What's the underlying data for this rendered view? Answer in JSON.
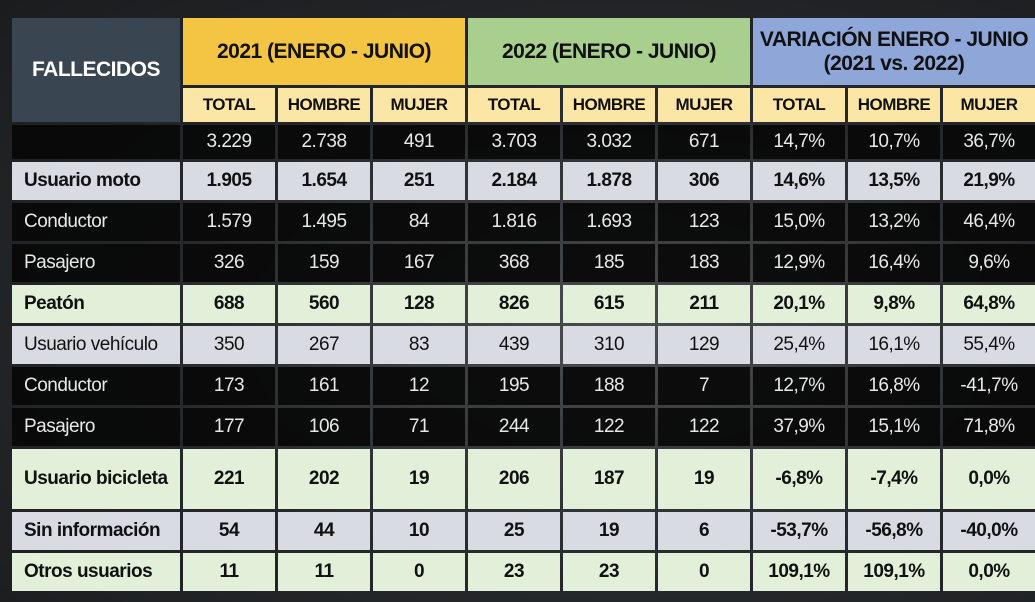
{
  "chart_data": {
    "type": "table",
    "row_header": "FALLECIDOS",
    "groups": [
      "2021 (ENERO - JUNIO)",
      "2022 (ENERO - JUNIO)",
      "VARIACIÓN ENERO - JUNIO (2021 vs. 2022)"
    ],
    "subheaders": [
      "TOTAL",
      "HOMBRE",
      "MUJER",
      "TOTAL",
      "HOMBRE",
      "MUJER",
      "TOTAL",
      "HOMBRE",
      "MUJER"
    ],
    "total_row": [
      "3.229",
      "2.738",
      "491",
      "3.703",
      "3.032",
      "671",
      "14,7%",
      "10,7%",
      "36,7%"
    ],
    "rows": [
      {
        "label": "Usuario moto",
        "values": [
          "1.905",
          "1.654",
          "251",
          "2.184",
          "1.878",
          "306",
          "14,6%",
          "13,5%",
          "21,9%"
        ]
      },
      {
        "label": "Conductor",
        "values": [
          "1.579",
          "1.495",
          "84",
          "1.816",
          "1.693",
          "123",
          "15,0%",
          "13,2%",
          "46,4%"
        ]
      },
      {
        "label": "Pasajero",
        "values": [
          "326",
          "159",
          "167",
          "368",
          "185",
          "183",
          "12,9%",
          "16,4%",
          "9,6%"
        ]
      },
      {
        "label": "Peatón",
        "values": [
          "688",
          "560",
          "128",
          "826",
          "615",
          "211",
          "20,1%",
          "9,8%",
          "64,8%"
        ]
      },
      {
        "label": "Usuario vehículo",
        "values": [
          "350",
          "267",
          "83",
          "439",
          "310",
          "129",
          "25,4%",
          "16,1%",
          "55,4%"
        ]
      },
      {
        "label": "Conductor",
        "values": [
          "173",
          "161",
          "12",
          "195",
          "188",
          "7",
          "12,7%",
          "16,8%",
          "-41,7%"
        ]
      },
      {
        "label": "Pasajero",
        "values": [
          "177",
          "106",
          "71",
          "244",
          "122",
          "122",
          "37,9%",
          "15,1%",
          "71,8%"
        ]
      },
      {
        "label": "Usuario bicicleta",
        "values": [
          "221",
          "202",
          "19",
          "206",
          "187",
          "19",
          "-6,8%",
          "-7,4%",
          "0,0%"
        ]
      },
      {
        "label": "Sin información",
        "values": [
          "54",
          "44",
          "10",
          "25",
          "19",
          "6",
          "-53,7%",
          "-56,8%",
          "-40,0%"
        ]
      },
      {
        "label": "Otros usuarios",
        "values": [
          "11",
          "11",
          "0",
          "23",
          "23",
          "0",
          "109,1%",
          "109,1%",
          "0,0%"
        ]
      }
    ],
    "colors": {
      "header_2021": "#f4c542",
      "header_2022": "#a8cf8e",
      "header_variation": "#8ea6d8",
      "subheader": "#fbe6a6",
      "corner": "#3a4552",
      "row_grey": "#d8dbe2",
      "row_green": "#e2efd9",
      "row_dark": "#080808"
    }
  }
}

-.-.-

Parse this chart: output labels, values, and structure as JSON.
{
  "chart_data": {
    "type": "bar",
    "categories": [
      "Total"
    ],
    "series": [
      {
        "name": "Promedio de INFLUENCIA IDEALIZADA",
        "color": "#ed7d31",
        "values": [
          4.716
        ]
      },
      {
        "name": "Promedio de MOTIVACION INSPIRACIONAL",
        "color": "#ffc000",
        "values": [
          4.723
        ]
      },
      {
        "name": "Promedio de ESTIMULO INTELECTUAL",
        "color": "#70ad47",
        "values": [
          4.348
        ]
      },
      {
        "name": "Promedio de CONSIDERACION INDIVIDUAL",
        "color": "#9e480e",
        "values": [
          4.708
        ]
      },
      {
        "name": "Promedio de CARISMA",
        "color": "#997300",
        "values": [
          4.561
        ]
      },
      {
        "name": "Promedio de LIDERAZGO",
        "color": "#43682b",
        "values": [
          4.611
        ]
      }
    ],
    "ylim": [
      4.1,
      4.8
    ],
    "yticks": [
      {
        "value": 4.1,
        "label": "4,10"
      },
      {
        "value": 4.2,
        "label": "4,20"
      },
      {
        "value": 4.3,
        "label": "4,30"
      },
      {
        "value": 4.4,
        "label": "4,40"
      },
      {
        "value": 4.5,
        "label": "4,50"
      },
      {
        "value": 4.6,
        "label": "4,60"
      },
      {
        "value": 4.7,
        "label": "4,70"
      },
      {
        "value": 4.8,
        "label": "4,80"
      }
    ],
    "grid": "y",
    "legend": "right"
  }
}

-.-.-

* _What you need to do_: Scan the material line by line and report each one that contains "Promedio".

* _Worked solution_:
        "name": "Promedio de INFLUENCIA IDEALIZADA",
        "name": "Promedio de MOTIVACION INSPIRACIONAL",
        "name": "Promedio de ESTIMULO INTELECTUAL",
        "name": "Promedio de CONSIDERACION INDIVIDUAL",
        "name": "Promedio de CARISMA",
        "name": "Promedio de LIDERAZGO",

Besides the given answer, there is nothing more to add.